[Begin]
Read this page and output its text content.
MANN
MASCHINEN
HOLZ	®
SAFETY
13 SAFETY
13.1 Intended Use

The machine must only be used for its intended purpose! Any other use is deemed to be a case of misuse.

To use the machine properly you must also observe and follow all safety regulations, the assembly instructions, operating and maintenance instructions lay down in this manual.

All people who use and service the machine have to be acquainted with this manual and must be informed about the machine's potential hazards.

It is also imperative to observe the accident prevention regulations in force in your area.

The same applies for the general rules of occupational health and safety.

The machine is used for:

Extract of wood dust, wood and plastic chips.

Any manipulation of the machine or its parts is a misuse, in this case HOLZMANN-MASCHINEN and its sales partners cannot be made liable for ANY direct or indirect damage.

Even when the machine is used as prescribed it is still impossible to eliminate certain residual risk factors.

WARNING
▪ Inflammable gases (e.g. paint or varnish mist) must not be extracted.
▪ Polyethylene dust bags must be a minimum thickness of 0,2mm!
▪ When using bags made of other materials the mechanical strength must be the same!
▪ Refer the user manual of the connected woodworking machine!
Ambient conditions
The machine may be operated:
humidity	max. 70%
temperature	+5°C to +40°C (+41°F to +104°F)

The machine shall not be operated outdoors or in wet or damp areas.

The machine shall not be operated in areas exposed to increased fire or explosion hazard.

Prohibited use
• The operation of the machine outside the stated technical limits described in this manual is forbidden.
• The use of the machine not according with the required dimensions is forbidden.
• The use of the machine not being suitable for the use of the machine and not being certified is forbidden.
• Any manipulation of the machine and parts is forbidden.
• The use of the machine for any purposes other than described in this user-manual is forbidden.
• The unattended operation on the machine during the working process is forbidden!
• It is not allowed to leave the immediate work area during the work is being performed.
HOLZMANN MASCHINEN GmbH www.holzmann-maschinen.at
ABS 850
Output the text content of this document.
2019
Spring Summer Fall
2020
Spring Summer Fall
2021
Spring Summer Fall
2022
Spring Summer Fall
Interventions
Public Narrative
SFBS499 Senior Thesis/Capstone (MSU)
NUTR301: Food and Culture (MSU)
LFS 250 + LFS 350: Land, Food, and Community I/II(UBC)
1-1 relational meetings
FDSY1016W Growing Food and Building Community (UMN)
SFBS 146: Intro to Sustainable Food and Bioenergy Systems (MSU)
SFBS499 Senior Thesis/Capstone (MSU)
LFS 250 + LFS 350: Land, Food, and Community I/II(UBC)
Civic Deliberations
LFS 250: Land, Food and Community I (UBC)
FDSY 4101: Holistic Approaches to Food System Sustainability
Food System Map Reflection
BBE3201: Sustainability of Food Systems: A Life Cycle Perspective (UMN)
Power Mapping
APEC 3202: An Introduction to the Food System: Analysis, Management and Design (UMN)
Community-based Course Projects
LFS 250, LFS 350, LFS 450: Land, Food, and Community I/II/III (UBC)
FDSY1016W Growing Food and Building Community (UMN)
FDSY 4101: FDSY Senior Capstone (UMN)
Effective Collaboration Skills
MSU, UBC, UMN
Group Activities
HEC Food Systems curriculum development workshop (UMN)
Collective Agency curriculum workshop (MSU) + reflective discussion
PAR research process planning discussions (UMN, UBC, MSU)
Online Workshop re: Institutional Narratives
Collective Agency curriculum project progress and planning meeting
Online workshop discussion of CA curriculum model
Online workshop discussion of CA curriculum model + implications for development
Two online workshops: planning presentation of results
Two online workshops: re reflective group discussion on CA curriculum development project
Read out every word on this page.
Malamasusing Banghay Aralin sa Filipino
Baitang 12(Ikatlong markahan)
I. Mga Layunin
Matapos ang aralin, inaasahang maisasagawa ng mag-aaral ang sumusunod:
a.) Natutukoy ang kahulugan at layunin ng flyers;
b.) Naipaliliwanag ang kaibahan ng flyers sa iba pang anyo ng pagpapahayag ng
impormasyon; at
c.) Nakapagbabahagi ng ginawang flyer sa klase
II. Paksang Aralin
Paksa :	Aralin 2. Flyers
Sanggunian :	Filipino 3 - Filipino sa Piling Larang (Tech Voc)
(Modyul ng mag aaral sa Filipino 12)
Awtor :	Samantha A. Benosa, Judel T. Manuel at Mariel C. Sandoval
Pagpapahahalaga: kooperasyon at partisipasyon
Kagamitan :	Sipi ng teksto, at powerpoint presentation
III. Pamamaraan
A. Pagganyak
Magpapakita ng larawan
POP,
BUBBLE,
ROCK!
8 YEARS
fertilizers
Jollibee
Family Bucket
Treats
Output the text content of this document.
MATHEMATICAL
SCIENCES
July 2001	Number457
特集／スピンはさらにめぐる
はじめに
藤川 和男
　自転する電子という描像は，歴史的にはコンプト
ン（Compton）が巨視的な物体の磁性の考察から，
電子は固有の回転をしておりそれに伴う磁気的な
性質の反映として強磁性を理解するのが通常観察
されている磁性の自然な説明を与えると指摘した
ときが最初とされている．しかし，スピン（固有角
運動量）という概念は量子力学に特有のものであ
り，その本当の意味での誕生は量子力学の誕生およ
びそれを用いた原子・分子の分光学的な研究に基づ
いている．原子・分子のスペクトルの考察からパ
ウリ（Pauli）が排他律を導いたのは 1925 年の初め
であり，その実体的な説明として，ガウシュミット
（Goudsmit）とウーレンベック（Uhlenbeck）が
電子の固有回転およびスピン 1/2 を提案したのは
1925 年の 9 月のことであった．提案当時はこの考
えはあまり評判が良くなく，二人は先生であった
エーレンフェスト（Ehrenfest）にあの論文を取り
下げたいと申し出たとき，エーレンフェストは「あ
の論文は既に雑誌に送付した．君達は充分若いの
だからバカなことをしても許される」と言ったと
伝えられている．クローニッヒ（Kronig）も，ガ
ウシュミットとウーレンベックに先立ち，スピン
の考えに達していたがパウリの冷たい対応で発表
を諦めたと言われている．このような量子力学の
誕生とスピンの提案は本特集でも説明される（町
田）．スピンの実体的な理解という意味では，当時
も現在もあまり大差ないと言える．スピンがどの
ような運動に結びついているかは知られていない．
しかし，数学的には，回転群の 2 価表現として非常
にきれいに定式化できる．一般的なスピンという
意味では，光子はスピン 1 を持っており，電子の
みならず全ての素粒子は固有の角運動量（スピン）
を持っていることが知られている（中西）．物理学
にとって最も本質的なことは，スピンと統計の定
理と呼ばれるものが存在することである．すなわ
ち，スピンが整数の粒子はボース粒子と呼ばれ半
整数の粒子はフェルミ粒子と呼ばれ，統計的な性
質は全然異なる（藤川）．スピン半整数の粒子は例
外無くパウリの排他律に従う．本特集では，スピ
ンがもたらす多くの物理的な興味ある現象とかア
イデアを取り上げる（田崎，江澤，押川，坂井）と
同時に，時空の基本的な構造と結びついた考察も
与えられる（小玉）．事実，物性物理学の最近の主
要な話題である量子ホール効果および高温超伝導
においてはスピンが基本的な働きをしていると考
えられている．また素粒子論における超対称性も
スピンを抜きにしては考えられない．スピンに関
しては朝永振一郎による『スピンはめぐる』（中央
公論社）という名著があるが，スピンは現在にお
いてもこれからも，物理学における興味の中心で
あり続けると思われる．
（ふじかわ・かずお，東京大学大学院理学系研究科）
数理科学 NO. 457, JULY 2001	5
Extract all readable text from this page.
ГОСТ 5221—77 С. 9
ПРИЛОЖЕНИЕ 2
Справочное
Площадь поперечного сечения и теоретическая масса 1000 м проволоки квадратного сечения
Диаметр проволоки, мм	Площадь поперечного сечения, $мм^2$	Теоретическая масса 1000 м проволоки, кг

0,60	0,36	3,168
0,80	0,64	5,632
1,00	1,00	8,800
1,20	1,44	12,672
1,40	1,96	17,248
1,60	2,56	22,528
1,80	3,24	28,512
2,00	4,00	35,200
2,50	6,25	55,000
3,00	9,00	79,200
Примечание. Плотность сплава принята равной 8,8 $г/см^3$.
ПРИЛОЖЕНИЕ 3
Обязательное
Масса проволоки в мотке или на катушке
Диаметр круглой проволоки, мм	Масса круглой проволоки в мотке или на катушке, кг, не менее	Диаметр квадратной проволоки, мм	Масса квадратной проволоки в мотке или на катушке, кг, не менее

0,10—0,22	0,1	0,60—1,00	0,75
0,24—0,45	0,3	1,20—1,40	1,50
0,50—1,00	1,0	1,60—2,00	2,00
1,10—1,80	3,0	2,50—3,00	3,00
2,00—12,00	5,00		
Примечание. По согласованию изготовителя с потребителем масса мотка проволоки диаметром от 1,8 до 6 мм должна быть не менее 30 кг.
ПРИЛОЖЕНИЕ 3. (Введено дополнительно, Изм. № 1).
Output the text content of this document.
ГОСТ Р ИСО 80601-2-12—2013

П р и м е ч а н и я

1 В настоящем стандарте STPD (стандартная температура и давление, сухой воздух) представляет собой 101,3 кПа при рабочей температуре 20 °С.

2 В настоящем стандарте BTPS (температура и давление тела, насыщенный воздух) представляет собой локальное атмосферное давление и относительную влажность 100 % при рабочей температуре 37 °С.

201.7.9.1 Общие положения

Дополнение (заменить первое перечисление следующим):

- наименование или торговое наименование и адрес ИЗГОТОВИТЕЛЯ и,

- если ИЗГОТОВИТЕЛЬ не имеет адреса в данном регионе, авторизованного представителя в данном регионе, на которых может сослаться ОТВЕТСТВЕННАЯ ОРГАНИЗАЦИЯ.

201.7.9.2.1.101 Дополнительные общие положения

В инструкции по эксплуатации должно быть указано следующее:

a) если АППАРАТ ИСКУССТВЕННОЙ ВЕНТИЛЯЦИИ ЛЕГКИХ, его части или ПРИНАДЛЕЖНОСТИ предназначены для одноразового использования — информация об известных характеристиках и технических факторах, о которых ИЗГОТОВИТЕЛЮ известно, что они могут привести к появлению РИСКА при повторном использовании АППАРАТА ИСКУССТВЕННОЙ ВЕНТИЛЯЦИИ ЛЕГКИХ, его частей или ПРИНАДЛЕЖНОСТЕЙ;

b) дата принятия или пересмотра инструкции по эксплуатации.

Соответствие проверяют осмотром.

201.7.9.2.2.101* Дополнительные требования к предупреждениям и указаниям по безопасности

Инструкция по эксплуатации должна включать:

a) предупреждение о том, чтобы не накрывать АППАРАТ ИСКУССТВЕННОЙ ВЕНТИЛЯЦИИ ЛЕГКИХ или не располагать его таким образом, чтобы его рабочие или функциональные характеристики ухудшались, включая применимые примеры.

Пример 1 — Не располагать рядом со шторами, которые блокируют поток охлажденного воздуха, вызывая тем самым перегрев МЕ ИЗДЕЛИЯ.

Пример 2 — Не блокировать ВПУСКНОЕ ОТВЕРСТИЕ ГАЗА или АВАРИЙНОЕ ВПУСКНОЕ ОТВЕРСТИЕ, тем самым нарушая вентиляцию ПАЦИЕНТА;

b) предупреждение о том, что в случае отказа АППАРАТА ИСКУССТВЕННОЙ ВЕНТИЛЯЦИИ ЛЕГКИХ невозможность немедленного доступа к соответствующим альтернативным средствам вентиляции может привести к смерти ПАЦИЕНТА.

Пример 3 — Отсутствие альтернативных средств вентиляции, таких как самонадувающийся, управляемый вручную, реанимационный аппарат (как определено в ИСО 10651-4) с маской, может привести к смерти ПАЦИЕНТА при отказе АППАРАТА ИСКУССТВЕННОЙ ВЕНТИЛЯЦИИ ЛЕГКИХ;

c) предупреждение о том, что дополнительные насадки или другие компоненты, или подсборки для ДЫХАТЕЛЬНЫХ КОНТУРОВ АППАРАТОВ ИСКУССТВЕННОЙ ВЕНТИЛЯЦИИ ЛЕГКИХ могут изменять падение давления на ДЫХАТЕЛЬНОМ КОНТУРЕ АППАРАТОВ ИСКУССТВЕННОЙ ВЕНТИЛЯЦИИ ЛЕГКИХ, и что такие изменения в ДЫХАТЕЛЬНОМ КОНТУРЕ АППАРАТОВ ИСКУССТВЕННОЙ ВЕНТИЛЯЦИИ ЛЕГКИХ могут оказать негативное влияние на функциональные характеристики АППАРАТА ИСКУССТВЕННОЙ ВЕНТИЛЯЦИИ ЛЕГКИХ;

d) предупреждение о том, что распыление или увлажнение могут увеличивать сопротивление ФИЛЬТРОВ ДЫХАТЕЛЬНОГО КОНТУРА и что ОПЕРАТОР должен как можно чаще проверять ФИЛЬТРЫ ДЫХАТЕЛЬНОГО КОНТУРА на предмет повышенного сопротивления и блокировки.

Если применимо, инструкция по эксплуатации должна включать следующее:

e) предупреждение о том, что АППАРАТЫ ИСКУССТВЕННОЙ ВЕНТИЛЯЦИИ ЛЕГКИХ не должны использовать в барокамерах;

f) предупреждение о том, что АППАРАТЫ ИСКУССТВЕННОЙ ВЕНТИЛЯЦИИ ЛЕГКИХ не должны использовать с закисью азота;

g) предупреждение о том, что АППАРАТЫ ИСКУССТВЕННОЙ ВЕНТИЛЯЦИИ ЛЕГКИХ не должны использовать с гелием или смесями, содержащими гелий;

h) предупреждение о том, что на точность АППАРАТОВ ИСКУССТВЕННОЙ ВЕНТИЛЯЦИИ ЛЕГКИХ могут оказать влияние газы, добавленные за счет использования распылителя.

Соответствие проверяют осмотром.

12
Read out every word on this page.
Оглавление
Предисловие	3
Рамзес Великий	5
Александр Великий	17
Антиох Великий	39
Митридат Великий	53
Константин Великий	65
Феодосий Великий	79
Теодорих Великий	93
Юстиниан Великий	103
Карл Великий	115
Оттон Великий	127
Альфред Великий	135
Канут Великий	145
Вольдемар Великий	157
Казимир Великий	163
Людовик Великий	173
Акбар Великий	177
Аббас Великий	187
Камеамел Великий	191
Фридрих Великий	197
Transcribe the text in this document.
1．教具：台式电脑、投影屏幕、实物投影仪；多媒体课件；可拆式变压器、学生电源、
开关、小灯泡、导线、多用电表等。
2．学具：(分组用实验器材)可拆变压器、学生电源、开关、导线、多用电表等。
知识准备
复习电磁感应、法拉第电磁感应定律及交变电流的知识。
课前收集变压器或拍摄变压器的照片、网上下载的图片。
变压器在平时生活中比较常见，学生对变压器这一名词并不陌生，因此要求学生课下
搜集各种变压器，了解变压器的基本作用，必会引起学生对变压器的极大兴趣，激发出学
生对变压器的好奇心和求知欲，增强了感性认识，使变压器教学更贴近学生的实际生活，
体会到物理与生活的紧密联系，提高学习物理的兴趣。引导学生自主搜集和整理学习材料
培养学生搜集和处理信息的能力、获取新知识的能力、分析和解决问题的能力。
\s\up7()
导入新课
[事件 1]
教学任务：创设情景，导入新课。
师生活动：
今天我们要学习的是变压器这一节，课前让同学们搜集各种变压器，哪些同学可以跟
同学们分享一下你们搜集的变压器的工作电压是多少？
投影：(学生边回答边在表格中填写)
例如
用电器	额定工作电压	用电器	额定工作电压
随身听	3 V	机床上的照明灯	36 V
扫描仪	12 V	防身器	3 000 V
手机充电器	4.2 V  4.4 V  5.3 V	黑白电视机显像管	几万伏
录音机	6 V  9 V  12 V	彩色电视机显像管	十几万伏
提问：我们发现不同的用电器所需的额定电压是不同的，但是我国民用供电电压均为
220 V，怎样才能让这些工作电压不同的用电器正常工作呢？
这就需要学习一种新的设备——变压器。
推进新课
[End]
Description of the task: Using the data above, copy each line that contains "also".

Solved problem:
To use the machine properly you must also observe and follow all safety regulations, the assembly instructions, operating and maintenance instructions lay down in this manual.
It is also imperative to observe the accident prevention regulations in force in your area.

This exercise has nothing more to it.